*Task description:* Select the lines of the records containing the word "stats" and list them.

*Dataset rows about figures:*
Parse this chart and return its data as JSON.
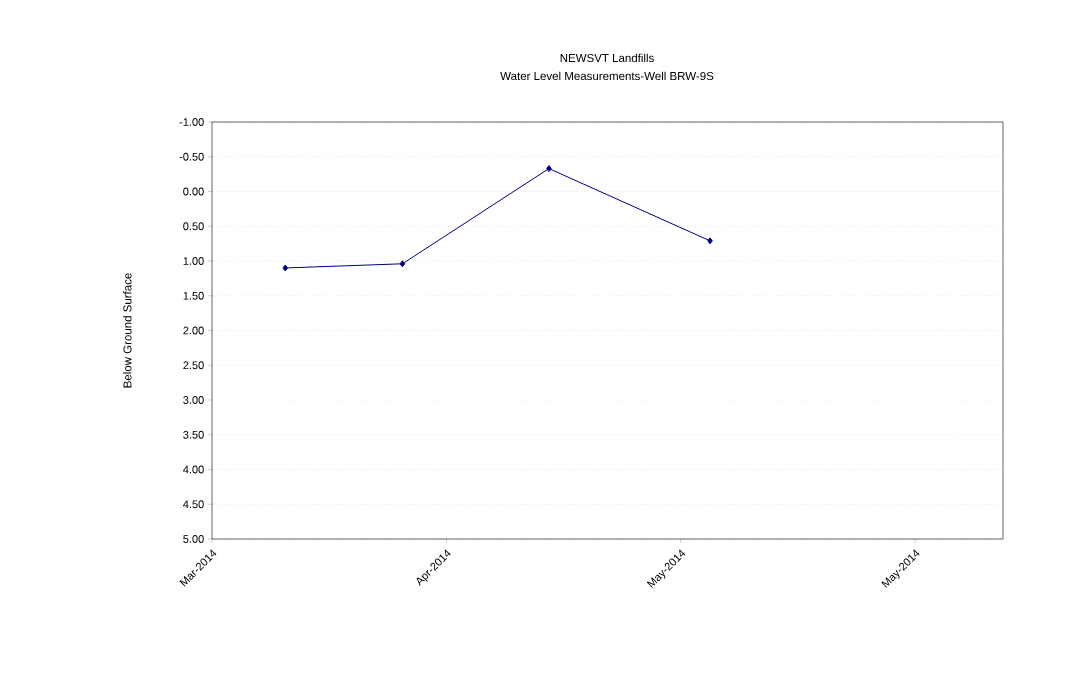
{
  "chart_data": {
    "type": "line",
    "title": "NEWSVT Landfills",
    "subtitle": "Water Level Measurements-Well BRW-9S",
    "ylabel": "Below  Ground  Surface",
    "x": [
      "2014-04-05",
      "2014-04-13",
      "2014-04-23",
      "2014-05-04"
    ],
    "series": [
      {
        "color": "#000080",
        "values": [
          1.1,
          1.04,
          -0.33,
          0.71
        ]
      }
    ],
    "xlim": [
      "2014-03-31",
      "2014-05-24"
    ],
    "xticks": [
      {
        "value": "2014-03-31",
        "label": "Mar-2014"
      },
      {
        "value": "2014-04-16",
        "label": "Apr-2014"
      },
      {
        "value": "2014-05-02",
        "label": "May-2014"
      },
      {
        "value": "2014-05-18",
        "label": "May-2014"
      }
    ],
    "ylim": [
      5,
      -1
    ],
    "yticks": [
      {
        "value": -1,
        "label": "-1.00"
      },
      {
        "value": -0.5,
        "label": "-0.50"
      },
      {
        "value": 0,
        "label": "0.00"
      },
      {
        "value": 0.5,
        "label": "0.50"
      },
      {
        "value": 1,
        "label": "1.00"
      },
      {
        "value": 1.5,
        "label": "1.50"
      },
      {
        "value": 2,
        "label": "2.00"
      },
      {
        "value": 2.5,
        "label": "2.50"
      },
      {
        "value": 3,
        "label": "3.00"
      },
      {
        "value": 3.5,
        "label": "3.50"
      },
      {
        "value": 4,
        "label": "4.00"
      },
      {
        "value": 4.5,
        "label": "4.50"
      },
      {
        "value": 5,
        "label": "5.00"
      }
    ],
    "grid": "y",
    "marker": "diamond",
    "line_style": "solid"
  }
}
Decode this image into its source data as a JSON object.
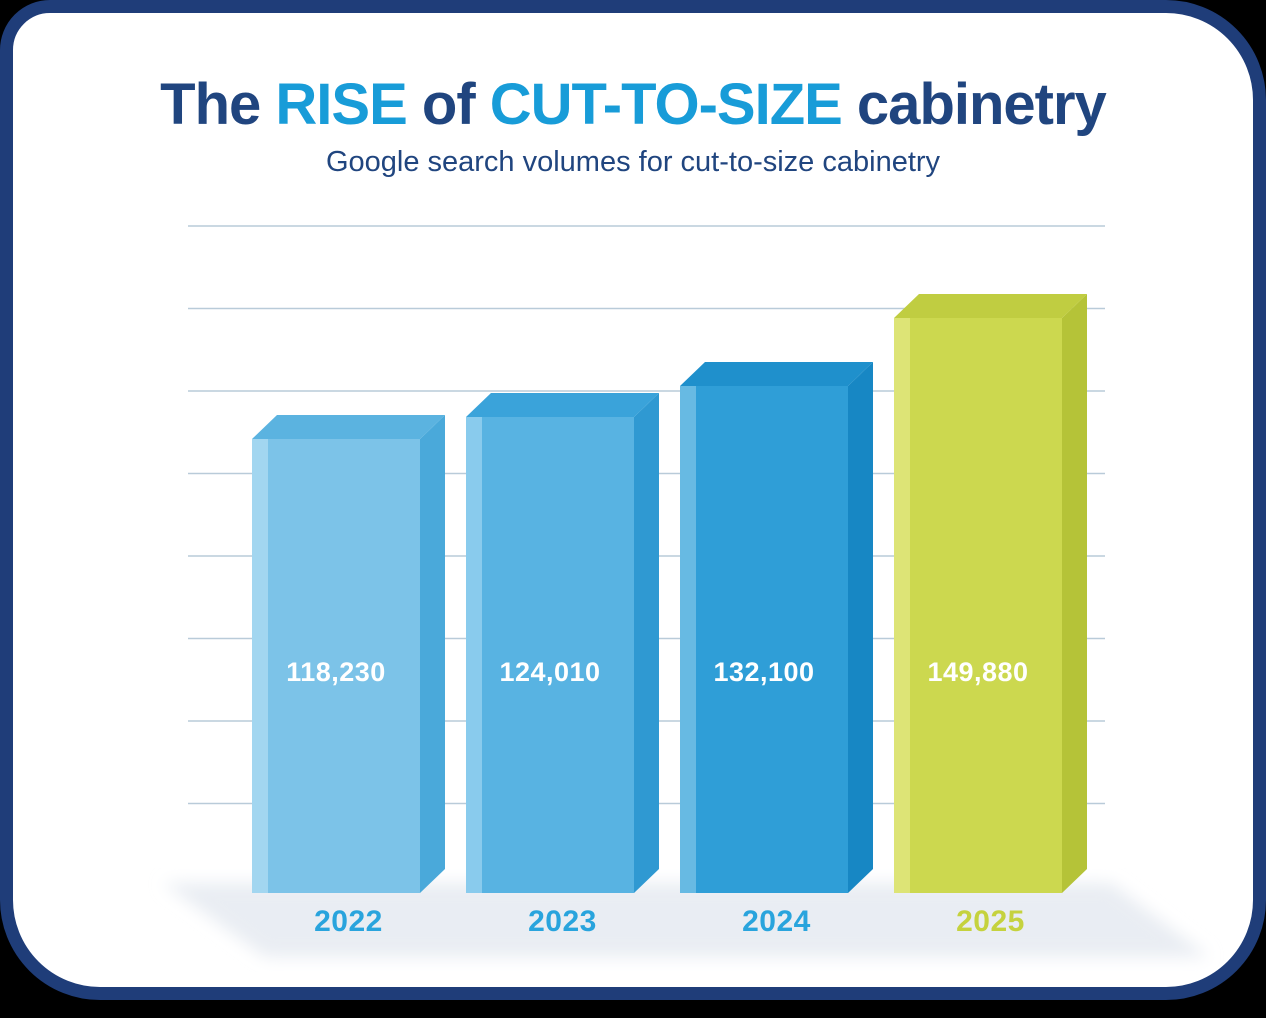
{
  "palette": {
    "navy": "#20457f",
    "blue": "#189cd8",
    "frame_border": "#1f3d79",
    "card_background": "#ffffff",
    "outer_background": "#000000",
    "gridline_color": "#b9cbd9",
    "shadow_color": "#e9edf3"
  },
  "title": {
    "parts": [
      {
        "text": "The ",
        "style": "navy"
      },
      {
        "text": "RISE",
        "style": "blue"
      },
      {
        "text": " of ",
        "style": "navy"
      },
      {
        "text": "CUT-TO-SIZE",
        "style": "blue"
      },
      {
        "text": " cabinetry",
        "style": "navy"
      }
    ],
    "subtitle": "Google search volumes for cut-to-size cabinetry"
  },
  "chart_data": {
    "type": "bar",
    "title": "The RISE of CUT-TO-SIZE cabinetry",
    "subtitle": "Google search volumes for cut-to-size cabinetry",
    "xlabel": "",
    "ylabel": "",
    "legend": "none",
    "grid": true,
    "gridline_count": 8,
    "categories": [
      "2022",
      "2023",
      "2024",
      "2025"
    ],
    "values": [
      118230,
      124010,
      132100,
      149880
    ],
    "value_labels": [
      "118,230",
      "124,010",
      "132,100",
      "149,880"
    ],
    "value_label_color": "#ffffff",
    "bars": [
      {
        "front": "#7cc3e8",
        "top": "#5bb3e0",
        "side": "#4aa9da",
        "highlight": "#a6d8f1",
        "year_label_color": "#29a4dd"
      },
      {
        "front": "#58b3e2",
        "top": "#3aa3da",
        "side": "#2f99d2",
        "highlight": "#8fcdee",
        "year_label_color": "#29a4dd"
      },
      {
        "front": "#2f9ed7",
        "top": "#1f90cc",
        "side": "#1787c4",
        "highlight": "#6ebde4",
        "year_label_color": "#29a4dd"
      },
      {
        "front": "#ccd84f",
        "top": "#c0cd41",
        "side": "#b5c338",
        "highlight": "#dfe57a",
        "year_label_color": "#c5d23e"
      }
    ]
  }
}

...

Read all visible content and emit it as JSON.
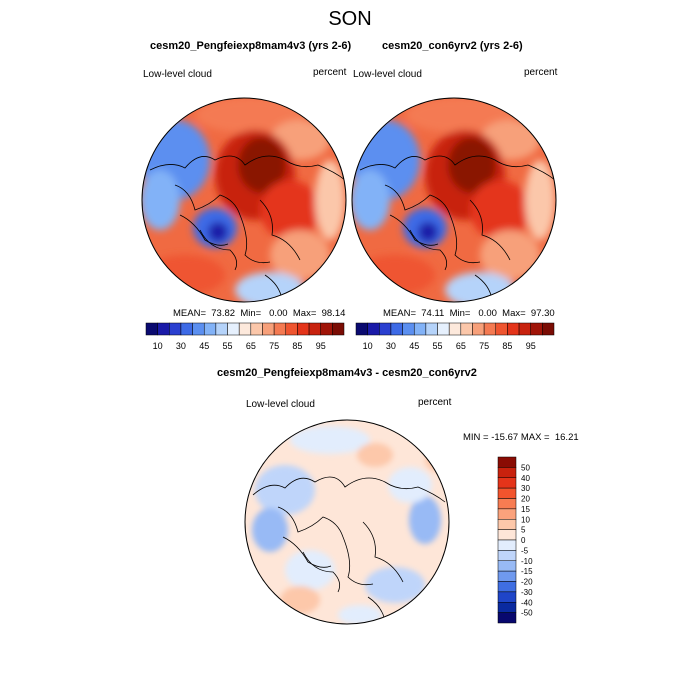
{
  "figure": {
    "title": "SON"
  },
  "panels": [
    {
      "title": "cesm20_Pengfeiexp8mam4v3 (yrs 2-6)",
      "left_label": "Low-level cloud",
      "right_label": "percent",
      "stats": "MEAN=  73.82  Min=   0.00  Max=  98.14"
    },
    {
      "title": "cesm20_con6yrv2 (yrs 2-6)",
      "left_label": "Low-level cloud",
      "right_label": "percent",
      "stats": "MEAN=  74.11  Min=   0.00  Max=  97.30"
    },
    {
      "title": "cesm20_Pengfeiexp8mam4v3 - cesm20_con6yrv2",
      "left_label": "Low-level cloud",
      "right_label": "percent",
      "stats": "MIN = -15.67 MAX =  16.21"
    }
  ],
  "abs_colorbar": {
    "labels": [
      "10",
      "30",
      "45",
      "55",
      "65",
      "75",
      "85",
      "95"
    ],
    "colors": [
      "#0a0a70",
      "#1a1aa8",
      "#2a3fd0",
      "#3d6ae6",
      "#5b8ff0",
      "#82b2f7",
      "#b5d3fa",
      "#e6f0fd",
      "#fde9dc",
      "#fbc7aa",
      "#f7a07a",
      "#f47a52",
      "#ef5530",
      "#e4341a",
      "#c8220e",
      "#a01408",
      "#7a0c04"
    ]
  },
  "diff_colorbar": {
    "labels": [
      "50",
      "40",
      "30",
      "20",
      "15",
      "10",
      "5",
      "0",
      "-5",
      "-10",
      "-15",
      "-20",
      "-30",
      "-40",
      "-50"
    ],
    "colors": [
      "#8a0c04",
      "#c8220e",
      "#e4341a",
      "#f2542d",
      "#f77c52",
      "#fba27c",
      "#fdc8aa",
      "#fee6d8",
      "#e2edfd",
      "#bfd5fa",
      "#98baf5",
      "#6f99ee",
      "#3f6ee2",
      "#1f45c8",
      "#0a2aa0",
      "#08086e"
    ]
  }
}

--

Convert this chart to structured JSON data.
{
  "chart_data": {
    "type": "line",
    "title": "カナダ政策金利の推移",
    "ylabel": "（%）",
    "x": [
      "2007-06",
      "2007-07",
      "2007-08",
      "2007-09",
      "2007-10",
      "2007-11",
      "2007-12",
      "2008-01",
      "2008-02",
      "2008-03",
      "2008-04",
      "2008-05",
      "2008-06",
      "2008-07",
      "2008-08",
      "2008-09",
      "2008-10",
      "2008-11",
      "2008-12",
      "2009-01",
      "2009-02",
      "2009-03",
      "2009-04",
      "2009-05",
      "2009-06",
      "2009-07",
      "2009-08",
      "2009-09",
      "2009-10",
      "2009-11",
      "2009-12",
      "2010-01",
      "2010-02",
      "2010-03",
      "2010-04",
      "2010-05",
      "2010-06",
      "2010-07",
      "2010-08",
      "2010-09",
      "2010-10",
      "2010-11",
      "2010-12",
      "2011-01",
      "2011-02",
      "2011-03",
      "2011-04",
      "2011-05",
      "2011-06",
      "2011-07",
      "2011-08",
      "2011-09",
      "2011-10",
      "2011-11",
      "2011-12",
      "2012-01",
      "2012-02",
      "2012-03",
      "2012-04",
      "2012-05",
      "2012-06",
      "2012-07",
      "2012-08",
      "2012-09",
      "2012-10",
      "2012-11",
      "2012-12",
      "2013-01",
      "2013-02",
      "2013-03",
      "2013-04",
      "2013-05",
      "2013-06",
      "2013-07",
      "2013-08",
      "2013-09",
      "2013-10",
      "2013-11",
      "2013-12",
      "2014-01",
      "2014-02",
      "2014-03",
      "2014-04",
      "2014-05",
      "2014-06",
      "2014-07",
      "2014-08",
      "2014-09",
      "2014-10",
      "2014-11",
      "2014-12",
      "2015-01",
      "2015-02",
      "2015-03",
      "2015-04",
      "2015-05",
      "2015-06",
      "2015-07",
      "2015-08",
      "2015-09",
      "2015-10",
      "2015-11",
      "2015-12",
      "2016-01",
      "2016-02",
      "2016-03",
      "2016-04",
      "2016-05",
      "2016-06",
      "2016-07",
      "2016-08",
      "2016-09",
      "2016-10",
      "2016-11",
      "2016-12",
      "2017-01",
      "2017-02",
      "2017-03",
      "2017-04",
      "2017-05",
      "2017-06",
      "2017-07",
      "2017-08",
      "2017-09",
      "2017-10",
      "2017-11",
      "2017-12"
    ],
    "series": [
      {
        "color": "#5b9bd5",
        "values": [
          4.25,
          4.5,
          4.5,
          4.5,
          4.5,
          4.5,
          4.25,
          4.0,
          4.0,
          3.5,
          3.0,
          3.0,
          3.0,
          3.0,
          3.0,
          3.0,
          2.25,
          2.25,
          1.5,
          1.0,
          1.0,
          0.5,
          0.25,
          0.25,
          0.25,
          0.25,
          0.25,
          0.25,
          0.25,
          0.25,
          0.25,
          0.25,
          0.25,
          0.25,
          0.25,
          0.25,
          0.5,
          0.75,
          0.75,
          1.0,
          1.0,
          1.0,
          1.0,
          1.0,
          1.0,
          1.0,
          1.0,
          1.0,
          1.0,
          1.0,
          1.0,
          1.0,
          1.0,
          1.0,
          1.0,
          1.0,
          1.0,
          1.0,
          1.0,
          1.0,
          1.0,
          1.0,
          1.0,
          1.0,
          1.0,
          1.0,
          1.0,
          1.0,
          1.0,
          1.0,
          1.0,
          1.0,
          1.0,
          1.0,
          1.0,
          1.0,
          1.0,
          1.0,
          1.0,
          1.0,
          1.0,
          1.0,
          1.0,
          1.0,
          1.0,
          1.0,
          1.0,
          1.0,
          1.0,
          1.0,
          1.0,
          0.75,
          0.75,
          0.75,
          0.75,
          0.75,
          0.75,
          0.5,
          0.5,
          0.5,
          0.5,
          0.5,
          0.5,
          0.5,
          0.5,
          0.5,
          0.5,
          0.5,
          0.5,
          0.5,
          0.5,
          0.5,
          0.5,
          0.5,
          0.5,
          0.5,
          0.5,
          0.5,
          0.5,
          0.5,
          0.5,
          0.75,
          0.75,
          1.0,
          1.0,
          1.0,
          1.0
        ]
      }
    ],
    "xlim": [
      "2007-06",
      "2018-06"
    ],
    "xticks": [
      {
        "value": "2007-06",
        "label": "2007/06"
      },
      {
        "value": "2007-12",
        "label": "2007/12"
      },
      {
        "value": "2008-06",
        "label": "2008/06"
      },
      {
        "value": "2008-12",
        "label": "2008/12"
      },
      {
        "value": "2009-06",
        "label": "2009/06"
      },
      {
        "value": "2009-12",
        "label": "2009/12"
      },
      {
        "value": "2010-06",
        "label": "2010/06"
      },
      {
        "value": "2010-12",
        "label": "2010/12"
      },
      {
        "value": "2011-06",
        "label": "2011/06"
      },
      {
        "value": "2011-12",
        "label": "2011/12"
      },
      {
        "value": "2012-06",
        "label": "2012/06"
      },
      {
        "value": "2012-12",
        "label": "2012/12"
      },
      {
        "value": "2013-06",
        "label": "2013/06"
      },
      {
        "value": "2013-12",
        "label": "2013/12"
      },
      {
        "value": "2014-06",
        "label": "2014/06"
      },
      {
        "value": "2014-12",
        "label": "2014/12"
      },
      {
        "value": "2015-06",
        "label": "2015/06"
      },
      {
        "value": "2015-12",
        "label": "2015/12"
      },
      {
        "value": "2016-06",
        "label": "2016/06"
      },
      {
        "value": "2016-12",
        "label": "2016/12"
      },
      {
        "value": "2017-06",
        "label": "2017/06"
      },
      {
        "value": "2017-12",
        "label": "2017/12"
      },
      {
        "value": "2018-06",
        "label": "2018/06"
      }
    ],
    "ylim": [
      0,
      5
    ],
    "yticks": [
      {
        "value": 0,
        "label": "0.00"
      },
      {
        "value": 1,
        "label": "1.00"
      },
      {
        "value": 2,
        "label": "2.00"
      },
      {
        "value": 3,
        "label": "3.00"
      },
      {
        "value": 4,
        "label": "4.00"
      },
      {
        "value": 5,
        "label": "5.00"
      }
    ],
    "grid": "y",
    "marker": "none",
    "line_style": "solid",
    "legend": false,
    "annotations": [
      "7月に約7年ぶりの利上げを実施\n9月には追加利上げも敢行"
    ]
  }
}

*The solution:*
      "stats": "MEAN=  73.82  Min=   0.00  Max=  98.14"
      "stats": "MEAN=  74.11  Min=   0.00  Max=  97.30"
      "stats": "MIN = -15.67 MAX =  16.21"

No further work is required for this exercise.